[Opening Exercise passage section]

AP Lau
Dr Lau Tang Ching
Vice-Dean (Education)
NUS Yong Loo Lin School of Medicine

Keeping Fit with Traditional Moves

For Associate Professor Lau Tang Ching, NUS Medicine Vice-Dean (Education), his affinity with Tai Chi (colloquially known as shadowboxing) started at a young age. When Dr Lau was nine, his father, a Tai Chi enthusiast, introduced him to the traditional Chinese martial art at the Kallang Community Centre.

Not only did that spark his lifelong passion for Tai Chi, it also awakened his interest in other martial arts such as Shaolin Kung Fu and Tán Tuǐ, which he practised until entering National Service. In 2007, Dr Lau’s fondness for Tai Chi was reignited and took on professional relevance. It was during that time that Dr Lau, currently Senior Consultant at the National University Hospital Division of Rheumatology, discovered increasing evidence of Tai Chi’s health benefits. Inspired to introduce these traditional moves to the public, he started teaching Tai Chi exercise as part of the Continuing Education and Training programme at the NUS School of Continuing and Lifelong Education (SCALE).

[Closing Exercise passage section]
[Opening Supplied entries section]

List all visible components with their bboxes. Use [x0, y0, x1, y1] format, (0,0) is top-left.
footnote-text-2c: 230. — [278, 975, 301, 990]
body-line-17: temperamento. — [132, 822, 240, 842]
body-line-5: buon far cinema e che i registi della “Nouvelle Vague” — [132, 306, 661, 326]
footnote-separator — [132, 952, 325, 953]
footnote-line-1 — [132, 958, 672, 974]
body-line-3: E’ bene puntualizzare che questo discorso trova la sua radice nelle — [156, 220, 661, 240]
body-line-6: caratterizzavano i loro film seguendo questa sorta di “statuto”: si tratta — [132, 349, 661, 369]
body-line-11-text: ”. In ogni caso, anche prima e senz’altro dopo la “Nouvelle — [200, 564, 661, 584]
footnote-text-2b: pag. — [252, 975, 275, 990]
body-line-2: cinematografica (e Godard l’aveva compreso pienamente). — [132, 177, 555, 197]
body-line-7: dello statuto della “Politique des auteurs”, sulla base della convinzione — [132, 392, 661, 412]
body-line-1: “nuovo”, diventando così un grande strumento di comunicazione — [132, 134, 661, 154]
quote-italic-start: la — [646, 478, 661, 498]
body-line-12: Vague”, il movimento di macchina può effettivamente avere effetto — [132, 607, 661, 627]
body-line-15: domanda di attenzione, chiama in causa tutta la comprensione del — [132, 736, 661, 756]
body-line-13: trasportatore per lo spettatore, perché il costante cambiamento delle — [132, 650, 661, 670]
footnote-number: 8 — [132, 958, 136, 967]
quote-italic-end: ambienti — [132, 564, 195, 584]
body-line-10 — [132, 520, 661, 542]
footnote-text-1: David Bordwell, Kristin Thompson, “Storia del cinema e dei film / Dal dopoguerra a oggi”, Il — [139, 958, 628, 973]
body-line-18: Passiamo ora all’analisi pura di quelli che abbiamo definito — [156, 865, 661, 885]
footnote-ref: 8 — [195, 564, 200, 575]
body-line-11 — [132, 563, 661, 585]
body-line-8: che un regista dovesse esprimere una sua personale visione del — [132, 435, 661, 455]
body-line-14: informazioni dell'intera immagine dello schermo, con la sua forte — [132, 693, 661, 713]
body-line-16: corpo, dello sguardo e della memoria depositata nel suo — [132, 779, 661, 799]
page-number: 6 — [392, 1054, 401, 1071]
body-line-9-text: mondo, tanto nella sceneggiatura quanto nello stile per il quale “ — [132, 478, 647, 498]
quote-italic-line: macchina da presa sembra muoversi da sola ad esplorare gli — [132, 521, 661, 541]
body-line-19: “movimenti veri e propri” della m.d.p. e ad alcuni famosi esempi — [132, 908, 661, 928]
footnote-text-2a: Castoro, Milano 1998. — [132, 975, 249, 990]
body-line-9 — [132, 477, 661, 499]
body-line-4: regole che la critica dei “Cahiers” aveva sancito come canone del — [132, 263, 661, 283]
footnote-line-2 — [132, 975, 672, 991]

[Closing Supplied entries section]

Task instructions
• 1. In the Tai Chi profile, where was Dr Lau first introduced to Tai Chi?
• 2. List every martial art named in the Tai Chi profile.
• 3. Pick up the Tai Chi profile after its final sentence and continue it.

Answers for the exercise
• 1. At the Kallang Community Centre.

• 2. Tai Chi, Shaolin Kung Fu, Tán Tuǐ

• 3.
The SkillsFuture-funded course aims to train Tai Chi exercise instructors, so that more people can benefit from the practice of this exercise. The two-day workshop (approximately seven hours per day), as well as an online prep course of between 10 to 20 hours of self-learning and practice, introduce attendees to the basics of arthritis and dementia; how Tai Chi can benefit people with such ailments; and its usefulness in preventing falls. Participants will also learn how to teach Tai Chi in a safe, effective and fun way.

Tai Chi classAssoc Prof Lau (front) teaching Tai Chi at NUS SCALE

Dr Lau shared that Tai Chi helps in the strengthening of muscles, and improving one’s sense of balance and flexibility. As a rheumatologist specialising in knee osteoarthritis and fracture prevention, these benefits resonated with his medical specialties. This led him to join the Tai Chi for Health Institute, which was founded in 2010, with the purpose of empowering people to improve their health and wellness through Tai Chi. Dr Lau is currently the Chairman of the institute.

“The science behind the medical benefits of Tai Chi exercise is relatively straightforward. By improving an individual’s muscle tone and sense of balance, the sport helps to lower the risk of falls,” said Dr Lau.

He added that in the same way, it helps to prevent osteoarthritis – a condition caused by the weakening of the muscles – which leaves the joints vulnerable to damage, resulting in accelerated wear and tear. Tai Chi exercise can help to stave off this condition by strengthening the muscles and improving flexibility, making the joints healthier. Participants who regularly perform Tai Chi 2 - 3 times per week, typically see benefits after 3 - 6 months. Practising Tai Chi also cultivates a sense of calmness through its required focus, improving mental and emotional well-being.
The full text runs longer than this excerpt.